- [RECORD LIST]
------------------------------------------------------------------------

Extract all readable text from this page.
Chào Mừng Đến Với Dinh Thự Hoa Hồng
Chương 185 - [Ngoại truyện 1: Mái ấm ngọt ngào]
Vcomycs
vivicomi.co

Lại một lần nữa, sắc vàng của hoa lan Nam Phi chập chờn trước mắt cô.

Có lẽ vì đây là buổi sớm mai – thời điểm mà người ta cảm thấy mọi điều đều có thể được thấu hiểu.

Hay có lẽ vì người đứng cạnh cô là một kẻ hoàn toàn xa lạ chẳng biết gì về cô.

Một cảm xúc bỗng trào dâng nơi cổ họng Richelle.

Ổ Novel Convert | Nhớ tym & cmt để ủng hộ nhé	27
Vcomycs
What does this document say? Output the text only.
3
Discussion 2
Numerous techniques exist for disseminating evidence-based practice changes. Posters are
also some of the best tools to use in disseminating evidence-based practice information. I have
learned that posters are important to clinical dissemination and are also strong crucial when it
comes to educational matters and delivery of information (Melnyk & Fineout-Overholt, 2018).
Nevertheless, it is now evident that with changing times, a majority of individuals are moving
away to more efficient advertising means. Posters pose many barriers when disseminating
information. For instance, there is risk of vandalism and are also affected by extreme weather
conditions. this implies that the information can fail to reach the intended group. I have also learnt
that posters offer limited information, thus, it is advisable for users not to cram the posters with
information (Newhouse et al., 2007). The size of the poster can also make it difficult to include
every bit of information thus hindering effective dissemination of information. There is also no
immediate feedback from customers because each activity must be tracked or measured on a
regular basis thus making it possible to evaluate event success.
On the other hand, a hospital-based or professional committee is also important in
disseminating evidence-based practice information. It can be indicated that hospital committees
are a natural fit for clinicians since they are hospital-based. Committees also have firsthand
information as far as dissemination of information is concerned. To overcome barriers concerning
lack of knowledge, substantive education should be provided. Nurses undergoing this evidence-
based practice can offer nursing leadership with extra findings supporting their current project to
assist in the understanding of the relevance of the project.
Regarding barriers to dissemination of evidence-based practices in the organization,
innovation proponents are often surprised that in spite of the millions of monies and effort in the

------------------------------------------------------------------------

- [EXERCISE OBJECTIVE] Say how many lines of the data include the word "that". Respond with the number alone.

- [RESULT FOR THIS EXERCISE] 6